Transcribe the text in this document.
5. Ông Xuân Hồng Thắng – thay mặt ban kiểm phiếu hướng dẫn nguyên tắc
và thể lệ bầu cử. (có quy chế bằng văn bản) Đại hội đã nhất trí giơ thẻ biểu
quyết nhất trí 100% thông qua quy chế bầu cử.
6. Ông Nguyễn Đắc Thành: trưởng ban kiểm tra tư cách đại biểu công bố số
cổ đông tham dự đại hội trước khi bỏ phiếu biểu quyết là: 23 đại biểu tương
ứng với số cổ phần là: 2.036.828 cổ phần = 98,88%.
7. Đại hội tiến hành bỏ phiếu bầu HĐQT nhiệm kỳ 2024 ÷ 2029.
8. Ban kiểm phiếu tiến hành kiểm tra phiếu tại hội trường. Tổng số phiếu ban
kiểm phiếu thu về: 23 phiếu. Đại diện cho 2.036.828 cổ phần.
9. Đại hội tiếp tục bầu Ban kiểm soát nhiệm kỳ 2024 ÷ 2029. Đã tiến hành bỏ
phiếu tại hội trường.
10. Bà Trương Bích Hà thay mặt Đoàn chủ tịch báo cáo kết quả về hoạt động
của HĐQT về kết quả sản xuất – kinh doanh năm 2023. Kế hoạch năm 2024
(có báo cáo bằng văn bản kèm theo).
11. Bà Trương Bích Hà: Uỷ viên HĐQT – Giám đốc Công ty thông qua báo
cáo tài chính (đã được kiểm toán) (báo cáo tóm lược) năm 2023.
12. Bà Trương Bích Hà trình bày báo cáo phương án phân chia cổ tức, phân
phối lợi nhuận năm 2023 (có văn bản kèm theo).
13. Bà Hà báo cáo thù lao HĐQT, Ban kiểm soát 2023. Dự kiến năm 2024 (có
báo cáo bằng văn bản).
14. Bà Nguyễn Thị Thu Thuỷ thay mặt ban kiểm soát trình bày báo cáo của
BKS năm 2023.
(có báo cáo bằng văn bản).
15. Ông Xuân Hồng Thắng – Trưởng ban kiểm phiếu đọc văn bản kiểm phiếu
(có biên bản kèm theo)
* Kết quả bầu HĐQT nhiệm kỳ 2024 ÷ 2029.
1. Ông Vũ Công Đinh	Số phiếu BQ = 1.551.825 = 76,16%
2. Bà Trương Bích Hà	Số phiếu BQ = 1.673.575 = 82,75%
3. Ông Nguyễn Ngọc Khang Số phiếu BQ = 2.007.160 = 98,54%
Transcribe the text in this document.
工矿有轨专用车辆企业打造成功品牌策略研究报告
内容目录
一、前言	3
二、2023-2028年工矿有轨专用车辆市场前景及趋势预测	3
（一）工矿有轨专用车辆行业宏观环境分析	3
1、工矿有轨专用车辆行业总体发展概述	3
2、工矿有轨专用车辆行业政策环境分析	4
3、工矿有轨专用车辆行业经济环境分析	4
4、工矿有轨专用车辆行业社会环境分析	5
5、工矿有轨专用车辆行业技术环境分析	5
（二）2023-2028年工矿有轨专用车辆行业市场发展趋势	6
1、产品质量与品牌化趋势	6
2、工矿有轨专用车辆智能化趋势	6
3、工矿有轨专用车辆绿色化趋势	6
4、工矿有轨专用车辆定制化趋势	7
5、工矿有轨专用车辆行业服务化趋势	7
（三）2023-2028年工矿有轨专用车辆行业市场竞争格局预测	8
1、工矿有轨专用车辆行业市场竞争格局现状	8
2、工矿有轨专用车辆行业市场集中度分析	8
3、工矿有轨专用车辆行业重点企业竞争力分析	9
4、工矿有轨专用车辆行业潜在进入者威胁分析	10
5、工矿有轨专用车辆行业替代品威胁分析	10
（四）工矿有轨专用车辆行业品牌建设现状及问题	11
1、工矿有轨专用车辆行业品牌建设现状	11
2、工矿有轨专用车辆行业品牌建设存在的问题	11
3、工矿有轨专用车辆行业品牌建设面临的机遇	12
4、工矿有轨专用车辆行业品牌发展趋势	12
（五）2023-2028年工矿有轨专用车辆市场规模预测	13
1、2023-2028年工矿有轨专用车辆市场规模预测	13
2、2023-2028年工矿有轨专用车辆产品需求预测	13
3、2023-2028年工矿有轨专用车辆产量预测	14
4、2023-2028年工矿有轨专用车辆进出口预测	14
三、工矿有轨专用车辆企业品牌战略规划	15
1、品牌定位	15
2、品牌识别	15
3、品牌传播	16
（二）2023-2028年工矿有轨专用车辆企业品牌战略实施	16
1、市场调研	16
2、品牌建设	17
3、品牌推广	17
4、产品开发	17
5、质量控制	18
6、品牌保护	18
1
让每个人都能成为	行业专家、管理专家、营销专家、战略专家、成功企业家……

__Requirement__: Extract each line holding the string "HĐQT".

__Response to this exercise__:
7. Đại hội tiến hành bỏ phiếu bầu HĐQT nhiệm kỳ 2024 ÷ 2029.
của HĐQT về kết quả sản xuất – kinh doanh năm 2023. Kế hoạch năm 2024
11. Bà Trương Bích Hà: Uỷ viên HĐQT – Giám đốc Công ty thông qua báo
13. Bà Hà báo cáo thù lao HĐQT, Ban kiểm soát 2023. Dự kiến năm 2024 (có
* Kết quả bầu HĐQT nhiệm kỳ 2024 ÷ 2029.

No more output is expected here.